Saved entries:
Start

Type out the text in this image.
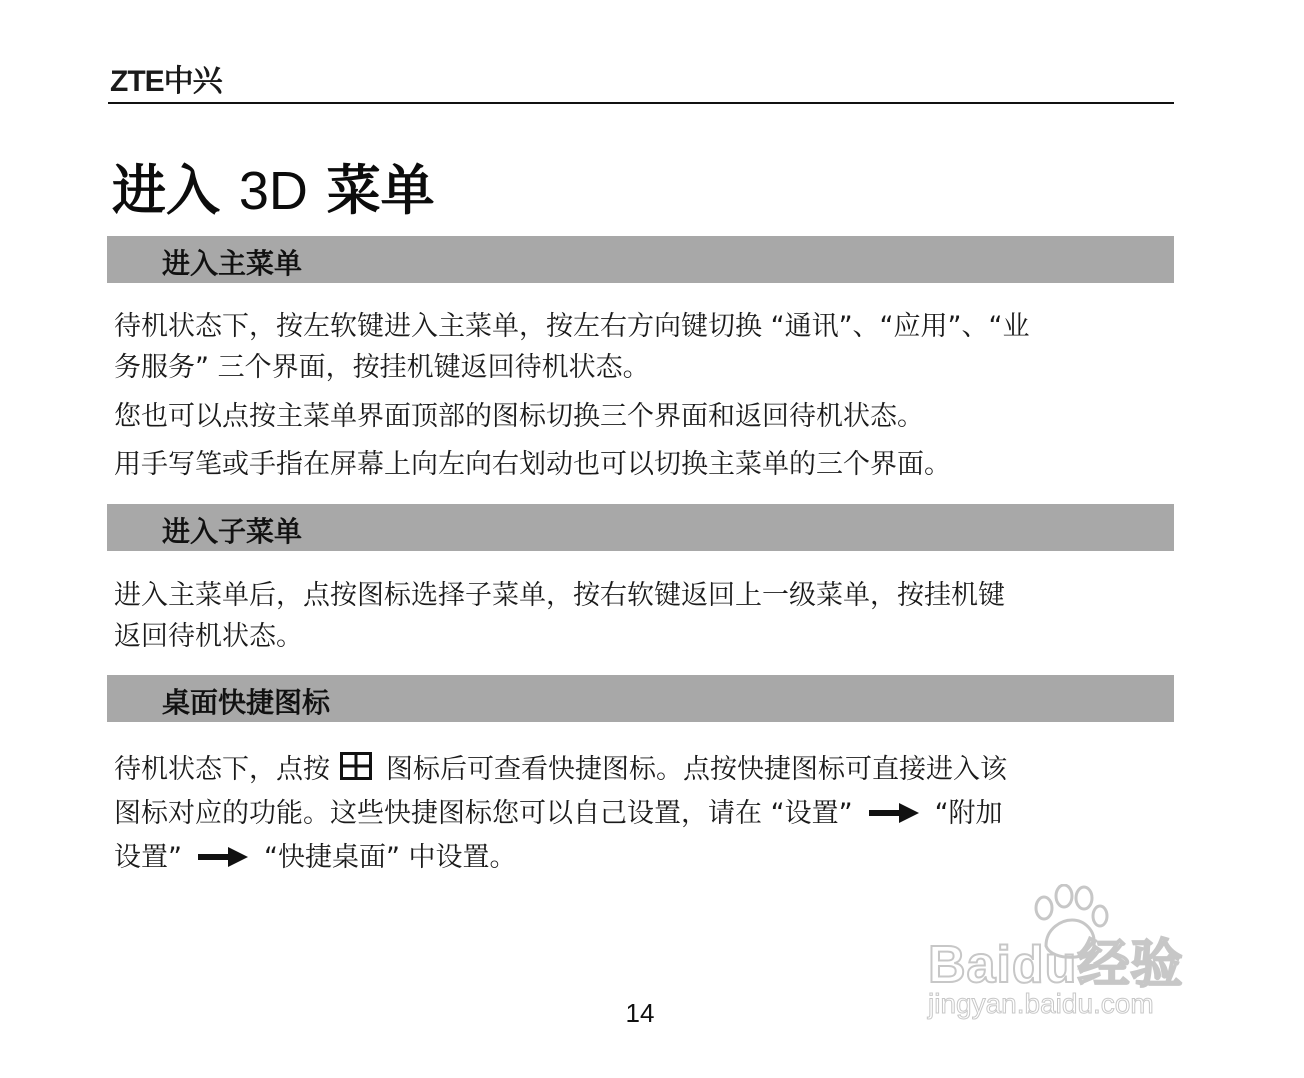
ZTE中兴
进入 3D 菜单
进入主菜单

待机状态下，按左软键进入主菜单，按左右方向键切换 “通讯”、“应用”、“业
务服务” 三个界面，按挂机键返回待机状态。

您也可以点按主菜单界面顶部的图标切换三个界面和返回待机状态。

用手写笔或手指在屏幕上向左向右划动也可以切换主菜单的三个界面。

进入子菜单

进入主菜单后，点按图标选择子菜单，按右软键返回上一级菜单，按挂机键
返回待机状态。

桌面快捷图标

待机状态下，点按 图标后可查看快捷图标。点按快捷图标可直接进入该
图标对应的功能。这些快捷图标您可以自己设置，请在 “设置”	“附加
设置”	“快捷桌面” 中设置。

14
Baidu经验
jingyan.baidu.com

End
Start

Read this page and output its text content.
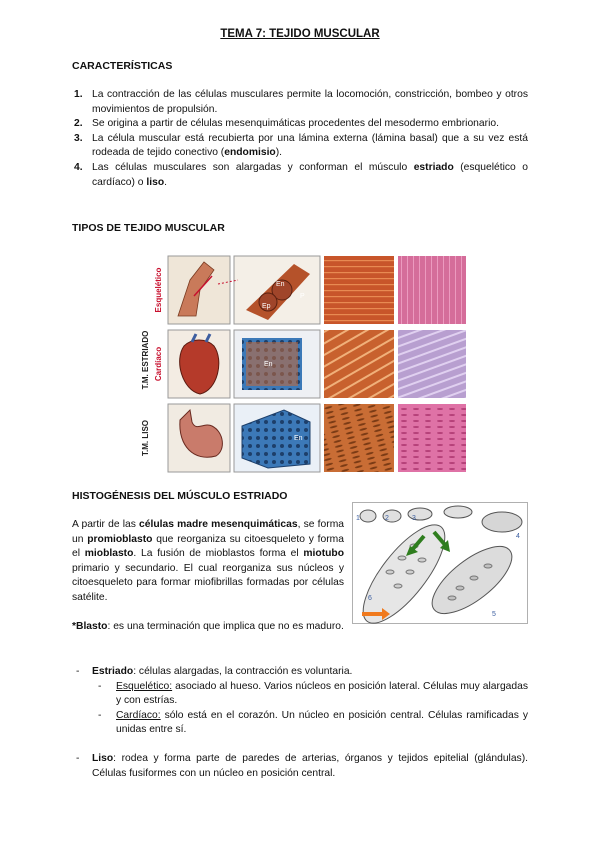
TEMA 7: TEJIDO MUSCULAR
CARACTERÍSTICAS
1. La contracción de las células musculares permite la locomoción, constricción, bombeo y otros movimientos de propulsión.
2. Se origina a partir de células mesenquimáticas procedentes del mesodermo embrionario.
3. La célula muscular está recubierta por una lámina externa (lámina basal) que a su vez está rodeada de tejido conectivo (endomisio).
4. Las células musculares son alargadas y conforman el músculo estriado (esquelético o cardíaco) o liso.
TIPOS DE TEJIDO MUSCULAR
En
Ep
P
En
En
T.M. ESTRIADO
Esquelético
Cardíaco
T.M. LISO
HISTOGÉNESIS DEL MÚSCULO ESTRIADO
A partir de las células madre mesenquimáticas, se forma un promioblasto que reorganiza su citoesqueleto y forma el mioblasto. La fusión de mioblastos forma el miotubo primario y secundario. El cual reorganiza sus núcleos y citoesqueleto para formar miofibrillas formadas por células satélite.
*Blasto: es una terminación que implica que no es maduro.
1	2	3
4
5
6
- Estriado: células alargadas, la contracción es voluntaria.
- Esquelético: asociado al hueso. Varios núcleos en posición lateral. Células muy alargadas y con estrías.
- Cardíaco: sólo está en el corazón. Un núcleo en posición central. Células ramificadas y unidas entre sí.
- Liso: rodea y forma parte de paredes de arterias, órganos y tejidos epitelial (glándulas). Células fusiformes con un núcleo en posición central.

End

EXERCISE DIRECTIONS. Looking at the records above, work out how many lines include the word "this", then give that number by itself.

EXPECTED ANSWER. 2